* EXCERTO DO TEXTO

1.
Aconteça o que acontecer toda a gente associará os Globos de Ouro aos mamilos de Ana Moura.
O mundo pula e avança a uma tal velocidade que eu próprio tenho dificuldade em encontrar o ritmo certo.
E entre nós me confesso: acreditava que seria imune a qualquer tipo de evolução.
Repara, sou filho de um homossexual.
Fui criado por duas tias homossexuais… durante a infância e princípio da adolescência poucos foram os fins de semana em que não tivesse dormido em casa das minhas queridas Cristina e Teresa.
Sou absolutamente convicto na defesa da igualdade e no combate contra qualquer tipo de discriminação.
Estou ferozmente do lado das mulheres pelo direito de serem tudo o que entenderem ser.
Então como posso vacilar com pessoas que justamente decidiram ser diferentes e fazer coisas diferentes?
2.
Talvez esteja a ficar velho.
Mas quando leio a notícia de que um rapaz não o aceita ser por se sentir um lobo.
Quando há miúdos que acreditam ser gatos ou cães.
Quando defensores do clima atingem a Mona Lisa ou escarrapacham frases de ordem no Castelo de São Jorge.
Ou quando Ana Moura decide provocar a discussão com a sua transparência, concluo uma de duas coisas: envelheci prematuramente ou o mundo enlouqueceu.
3.

* LISTA DE TAREFAS
A) No excerto, como se chamam as duas tias em casa de quem se dormia em quase todos os fins de semana?
B) Por favor, traduza para inglês esta frase do excerto: "Talvez esteja a ficar velho."
C) Extraia do excerto tudo o que vai desde "Então como posso" até "de São Jorge.".

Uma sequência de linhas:
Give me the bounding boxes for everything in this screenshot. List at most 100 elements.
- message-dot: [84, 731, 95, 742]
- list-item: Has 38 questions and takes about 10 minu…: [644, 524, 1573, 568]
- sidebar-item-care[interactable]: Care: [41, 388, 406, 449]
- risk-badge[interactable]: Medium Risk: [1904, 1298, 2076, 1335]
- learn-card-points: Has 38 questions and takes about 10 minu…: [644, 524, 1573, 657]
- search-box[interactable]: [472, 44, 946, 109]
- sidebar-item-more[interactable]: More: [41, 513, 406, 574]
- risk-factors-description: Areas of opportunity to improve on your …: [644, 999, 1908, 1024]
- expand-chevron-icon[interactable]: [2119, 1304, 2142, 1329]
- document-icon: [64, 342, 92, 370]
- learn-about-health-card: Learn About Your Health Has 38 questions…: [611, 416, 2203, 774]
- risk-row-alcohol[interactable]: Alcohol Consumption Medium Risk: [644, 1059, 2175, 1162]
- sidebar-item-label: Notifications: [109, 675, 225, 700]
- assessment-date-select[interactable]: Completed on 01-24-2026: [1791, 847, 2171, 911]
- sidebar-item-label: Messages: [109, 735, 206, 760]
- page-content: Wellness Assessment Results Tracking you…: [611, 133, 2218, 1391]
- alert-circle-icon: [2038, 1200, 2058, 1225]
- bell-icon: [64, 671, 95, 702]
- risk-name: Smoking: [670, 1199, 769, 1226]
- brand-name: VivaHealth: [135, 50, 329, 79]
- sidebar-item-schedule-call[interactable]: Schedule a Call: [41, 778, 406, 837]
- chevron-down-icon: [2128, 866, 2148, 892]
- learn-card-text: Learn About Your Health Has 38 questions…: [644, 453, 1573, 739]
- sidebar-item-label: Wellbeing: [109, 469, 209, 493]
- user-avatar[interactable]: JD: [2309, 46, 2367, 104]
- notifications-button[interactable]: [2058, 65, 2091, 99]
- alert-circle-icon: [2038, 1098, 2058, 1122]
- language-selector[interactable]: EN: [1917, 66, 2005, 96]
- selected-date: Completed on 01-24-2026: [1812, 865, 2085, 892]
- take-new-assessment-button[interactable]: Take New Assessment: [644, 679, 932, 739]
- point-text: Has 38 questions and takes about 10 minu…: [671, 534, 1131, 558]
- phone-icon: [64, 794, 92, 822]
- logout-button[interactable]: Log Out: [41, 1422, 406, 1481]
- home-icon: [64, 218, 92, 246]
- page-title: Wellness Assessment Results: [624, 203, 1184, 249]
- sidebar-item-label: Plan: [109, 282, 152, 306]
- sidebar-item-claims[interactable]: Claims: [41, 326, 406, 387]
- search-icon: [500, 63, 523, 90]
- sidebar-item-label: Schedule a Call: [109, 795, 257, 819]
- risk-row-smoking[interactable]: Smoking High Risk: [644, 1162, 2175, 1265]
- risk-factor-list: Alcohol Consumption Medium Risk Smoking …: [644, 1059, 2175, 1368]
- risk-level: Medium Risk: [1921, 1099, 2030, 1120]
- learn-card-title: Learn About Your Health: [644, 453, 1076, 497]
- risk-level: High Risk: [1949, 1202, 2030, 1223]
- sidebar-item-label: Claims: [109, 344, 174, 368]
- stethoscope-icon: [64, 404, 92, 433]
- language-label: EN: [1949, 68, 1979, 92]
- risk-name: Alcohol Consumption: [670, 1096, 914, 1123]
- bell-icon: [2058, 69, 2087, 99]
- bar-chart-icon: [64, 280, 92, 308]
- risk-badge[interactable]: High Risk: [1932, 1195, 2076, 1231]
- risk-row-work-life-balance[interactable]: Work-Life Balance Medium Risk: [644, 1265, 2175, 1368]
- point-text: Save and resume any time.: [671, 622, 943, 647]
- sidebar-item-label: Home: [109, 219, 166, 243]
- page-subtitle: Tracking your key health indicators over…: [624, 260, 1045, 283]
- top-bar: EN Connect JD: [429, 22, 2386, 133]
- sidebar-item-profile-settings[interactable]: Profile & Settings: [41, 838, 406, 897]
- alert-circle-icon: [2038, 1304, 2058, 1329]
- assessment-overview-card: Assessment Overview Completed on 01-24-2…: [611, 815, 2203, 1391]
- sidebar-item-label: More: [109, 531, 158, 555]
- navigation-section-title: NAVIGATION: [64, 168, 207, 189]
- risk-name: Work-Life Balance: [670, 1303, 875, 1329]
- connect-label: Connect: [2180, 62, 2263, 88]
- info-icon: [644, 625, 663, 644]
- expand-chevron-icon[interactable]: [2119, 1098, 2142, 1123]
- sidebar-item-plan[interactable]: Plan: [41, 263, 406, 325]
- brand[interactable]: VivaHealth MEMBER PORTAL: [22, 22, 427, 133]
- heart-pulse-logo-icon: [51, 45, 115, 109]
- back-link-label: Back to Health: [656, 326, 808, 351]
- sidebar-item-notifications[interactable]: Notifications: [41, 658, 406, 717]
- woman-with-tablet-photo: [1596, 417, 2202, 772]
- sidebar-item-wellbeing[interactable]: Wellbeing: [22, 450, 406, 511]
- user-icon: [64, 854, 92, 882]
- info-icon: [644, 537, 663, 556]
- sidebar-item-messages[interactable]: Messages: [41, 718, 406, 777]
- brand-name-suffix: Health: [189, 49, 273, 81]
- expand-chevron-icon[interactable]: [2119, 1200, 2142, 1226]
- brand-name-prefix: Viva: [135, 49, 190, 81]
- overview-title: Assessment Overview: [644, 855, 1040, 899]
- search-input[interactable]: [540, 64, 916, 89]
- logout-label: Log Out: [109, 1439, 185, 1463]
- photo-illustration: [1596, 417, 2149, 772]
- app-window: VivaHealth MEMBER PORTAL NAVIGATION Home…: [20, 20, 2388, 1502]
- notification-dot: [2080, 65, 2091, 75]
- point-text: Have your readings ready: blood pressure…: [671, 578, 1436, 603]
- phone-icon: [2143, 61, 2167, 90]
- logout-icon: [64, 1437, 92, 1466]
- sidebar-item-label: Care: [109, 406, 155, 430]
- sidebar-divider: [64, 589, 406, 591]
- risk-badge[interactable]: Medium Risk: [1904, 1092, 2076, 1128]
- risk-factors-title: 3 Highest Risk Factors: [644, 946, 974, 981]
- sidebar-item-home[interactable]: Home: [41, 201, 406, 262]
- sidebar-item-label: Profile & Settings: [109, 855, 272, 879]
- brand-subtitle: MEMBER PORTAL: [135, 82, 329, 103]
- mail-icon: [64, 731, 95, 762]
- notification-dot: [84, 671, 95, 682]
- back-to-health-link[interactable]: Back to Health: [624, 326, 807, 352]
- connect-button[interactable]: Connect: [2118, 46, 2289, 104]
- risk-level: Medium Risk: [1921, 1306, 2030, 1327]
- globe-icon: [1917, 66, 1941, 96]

* RESOLUÇÃO DOS EXERCÍCIOS
A) Cristina e Teresa.

B) Maybe I'm getting old.

C)
Então como posso vacilar com pessoas que justamente decidiram ser diferentes e fazer coisas diferentes?
2.
Talvez esteja a ficar velho.
Mas quando leio a notícia de que um rapaz não o aceita ser por se sentir um lobo.
Quando há miúdos que acreditam ser gatos ou cães.
Quando defensores do clima atingem a Mona Lisa ou escarrapacham frases de ordem no Castelo de São Jorge.